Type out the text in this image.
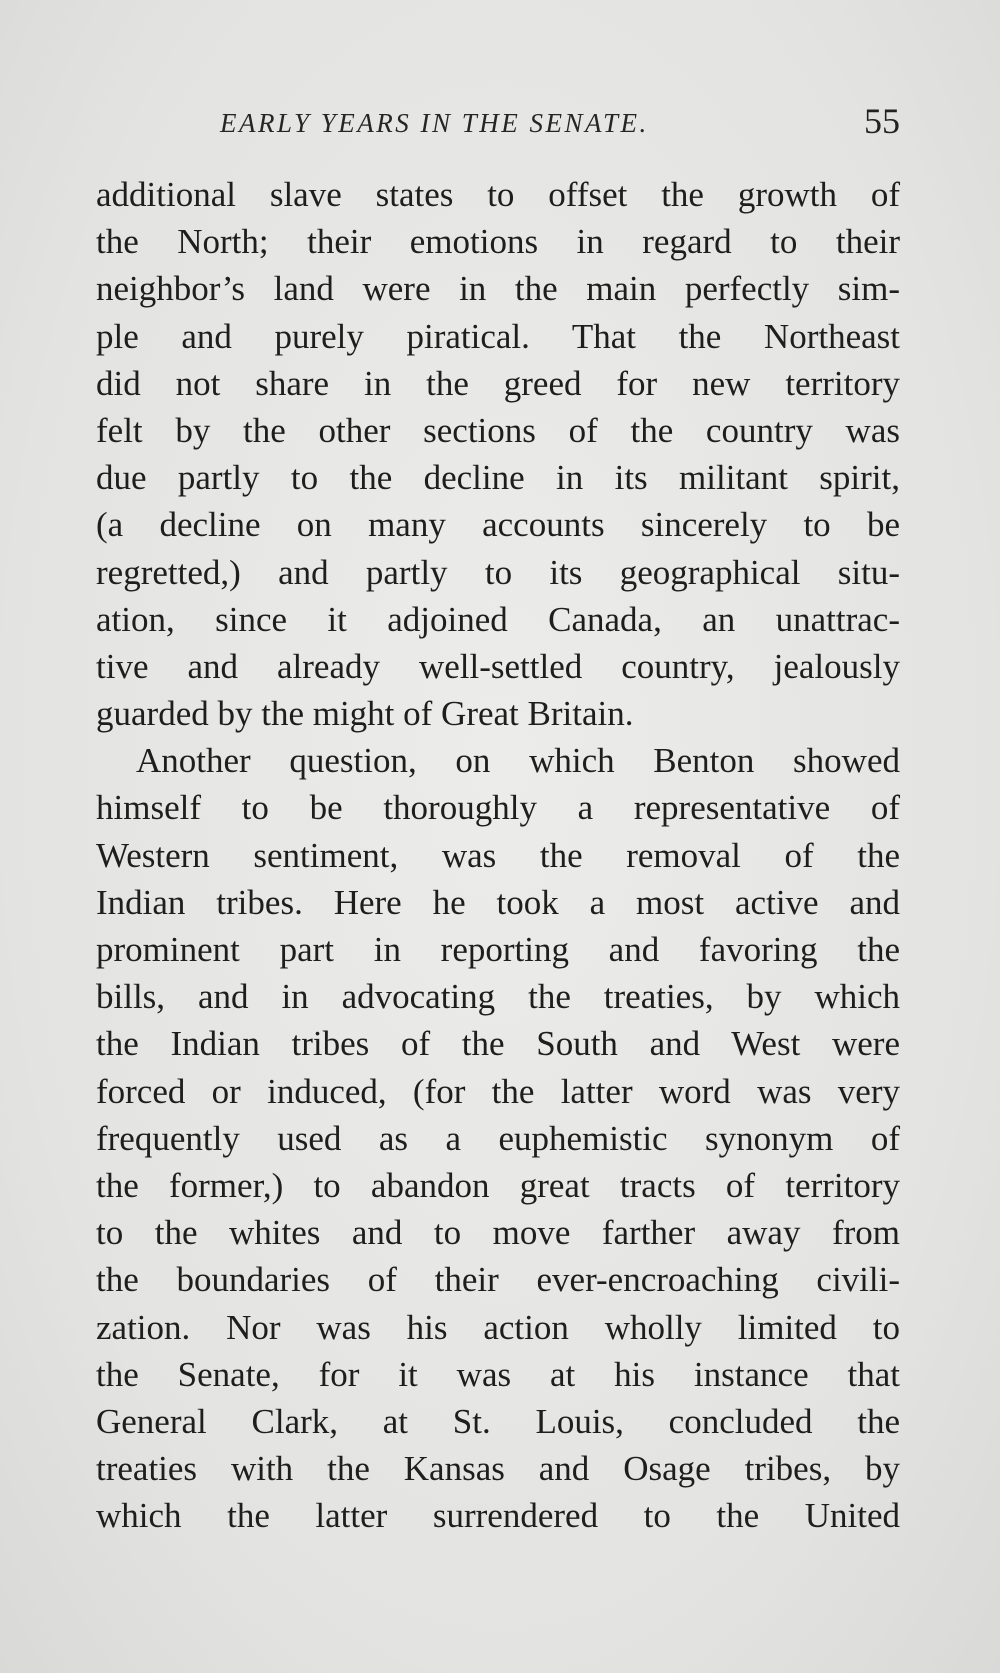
EARLY YEARS IN THE SENATE.	55
additional slave states to offset the growth of
the North; their emotions in regard to their
neighbor’s land were in the main perfectly sim-
ple and purely piratical. That the Northeast
did not share in the greed for new territory
felt by the other sections of the country was
due partly to the decline in its militant spirit,
(a decline on many accounts sincerely to be
regretted,) and partly to its geographical situ-
ation, since it adjoined Canada, an unattrac-
tive and already well-settled country, jealously
guarded by the might of Great Britain.
Another question, on which Benton showed
himself to be thoroughly a representative of
Western sentiment, was the removal of the
Indian tribes. Here he took a most active and
prominent part in reporting and favoring the
bills, and in advocating the treaties, by which
the Indian tribes of the South and West were
forced or induced, (for the latter word was very
frequently used as a euphemistic synonym of
the former,) to abandon great tracts of territory
to the whites and to move farther away from
the boundaries of their ever-encroaching civili-
zation. Nor was his action wholly limited to
the Senate, for it was at his instance that
General Clark, at St. Louis, concluded the
treaties with the Kansas and Osage tribes, by
which the latter surrendered to the United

* * *

- [REQUEST]: Transcribe the records above exactly as they appear, leaving out any pictures.

- [FINAL RESULT]:
Type out the text in this image.
EARLY YEARS IN THE SENATE.	55
additional slave states to offset the growth of
the North; their emotions in regard to their
neighbor’s land were in the main perfectly sim-
ple and purely piratical. That the Northeast
did not share in the greed for new territory
felt by the other sections of the country was
due partly to the decline in its militant spirit,
(a decline on many accounts sincerely to be
regretted,) and partly to its geographical situ-
ation, since it adjoined Canada, an unattrac-
tive and already well-settled country, jealously
guarded by the might of Great Britain.
Another question, on which Benton showed
himself to be thoroughly a representative of
Western sentiment, was the removal of the
Indian tribes. Here he took a most active and
prominent part in reporting and favoring the
bills, and in advocating the treaties, by which
the Indian tribes of the South and West were
forced or induced, (for the latter word was very
frequently used as a euphemistic synonym of
the former,) to abandon great tracts of territory
to the whites and to move farther away from
the boundaries of their ever-encroaching civili-
zation. Nor was his action wholly limited to
the Senate, for it was at his instance that
General Clark, at St. Louis, concluded the
treaties with the Kansas and Osage tribes, by
which the latter surrendered to the United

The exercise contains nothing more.